__EXERCISE TASK__: Work through the material below and count the lines holding the word "chevron"; give that count and nothing more.

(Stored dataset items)
····················

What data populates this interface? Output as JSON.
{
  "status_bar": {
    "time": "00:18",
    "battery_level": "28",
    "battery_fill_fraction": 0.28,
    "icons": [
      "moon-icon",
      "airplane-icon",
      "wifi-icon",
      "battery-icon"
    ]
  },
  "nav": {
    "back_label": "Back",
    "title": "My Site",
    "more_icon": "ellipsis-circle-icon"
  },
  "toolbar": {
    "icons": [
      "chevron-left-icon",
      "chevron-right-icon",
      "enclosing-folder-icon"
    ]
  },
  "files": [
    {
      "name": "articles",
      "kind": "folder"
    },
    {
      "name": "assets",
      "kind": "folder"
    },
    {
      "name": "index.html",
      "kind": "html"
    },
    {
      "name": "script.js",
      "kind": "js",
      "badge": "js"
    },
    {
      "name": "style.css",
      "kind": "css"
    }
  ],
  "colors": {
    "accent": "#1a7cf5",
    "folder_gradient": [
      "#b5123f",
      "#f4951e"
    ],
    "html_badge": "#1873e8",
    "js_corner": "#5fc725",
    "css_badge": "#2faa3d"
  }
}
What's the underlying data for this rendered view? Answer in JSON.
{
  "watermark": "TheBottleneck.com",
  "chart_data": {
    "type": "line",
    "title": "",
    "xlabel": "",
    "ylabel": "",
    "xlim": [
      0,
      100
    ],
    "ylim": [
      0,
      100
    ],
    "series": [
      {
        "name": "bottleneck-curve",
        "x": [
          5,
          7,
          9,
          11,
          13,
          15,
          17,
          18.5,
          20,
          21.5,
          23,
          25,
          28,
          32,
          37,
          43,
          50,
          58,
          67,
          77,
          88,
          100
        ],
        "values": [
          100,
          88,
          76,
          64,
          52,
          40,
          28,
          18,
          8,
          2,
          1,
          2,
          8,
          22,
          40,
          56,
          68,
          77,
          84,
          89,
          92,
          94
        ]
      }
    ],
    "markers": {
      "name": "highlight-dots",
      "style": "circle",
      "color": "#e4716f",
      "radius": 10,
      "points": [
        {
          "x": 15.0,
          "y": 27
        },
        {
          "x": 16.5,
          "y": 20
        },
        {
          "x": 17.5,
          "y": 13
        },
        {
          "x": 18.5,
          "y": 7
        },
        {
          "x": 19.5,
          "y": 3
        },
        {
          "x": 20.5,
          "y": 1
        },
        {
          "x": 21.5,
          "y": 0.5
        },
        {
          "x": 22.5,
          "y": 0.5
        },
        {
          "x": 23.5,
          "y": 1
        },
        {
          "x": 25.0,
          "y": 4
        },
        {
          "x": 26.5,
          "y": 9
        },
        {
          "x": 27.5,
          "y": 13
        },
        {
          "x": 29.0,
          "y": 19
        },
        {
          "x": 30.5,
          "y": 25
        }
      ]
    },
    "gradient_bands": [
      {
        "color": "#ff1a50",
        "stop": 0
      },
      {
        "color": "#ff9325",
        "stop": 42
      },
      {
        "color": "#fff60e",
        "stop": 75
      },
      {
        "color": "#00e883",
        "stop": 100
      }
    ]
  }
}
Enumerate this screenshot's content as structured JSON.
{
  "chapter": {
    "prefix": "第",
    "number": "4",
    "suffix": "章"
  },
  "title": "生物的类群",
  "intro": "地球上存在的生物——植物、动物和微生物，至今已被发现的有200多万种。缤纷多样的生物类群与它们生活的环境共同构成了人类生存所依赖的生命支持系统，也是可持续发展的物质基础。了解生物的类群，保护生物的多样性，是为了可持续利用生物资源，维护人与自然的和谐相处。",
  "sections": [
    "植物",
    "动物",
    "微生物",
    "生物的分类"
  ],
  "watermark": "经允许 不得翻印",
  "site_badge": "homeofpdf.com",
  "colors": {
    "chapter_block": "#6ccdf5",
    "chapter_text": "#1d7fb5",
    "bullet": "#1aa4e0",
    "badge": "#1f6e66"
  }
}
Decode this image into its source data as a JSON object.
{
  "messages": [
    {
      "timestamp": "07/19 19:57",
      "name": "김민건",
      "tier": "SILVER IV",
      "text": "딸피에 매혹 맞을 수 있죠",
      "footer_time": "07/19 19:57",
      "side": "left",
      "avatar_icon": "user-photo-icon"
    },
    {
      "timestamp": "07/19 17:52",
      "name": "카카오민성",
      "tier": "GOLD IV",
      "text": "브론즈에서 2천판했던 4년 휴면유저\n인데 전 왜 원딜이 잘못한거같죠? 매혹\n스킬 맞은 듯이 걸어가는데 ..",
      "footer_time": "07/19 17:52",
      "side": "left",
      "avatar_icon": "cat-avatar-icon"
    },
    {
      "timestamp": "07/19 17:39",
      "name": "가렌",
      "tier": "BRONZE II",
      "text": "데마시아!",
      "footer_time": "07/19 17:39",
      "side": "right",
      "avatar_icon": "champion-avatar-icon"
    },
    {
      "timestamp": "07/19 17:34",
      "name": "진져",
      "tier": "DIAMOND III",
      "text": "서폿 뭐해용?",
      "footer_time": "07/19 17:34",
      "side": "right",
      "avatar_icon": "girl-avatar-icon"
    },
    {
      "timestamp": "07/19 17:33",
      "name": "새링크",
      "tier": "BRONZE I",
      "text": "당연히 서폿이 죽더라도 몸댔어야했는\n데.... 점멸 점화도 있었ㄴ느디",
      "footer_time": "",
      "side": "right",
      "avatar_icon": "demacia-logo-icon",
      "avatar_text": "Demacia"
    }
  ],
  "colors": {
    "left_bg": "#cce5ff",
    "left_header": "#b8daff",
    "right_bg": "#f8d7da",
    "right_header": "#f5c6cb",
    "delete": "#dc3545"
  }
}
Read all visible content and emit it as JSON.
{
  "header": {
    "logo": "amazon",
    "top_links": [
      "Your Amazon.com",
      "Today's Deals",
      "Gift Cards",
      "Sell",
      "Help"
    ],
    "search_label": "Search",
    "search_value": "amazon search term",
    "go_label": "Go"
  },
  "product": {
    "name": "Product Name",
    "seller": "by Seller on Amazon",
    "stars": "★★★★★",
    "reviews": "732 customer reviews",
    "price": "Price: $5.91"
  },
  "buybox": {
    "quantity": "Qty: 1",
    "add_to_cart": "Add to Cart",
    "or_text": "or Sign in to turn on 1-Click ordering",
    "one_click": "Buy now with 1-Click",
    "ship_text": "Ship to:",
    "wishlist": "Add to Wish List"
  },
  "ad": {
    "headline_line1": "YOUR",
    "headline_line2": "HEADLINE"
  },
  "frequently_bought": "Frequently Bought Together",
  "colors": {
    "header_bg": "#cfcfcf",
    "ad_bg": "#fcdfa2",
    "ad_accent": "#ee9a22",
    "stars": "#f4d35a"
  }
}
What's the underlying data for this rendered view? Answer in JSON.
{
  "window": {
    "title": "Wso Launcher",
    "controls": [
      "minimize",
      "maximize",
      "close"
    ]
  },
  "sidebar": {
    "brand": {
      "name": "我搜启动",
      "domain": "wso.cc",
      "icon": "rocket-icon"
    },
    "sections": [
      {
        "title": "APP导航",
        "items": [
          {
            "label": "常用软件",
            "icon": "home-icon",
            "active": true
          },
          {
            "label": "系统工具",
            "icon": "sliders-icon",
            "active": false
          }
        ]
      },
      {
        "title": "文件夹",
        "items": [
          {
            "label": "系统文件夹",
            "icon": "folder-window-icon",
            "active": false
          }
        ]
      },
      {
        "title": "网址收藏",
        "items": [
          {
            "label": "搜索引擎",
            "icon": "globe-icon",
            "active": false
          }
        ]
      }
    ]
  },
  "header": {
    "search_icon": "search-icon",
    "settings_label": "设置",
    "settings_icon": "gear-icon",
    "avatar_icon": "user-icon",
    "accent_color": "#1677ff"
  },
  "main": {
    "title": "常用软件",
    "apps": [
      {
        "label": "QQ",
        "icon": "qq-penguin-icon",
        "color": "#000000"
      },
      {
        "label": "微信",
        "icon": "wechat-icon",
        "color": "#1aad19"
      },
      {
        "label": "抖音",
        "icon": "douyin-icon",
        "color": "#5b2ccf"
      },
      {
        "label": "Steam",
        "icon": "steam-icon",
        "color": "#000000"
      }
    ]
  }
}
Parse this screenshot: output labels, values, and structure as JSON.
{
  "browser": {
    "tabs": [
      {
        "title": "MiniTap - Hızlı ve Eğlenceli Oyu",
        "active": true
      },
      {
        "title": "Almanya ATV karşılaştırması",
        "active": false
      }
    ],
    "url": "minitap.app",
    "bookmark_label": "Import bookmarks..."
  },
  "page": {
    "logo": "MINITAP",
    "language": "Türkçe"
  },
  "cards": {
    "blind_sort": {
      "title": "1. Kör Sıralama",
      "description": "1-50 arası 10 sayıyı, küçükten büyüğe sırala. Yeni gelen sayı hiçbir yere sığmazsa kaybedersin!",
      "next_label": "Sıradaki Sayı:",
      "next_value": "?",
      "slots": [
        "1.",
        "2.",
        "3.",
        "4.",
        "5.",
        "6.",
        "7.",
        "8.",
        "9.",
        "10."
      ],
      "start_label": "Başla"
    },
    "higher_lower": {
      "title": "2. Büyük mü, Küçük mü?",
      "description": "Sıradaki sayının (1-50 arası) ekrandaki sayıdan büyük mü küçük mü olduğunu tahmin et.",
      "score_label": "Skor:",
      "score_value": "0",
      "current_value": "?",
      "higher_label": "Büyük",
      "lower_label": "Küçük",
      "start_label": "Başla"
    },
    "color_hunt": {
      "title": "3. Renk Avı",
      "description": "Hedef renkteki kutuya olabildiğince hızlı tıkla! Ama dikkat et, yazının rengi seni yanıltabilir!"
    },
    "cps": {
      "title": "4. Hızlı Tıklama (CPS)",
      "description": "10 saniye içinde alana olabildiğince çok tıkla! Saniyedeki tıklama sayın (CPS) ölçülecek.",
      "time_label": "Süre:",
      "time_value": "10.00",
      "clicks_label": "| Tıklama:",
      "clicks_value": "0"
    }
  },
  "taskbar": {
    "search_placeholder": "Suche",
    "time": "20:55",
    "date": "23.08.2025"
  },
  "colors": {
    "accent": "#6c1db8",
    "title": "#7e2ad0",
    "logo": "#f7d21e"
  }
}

····················

__TASK RESULT__: 2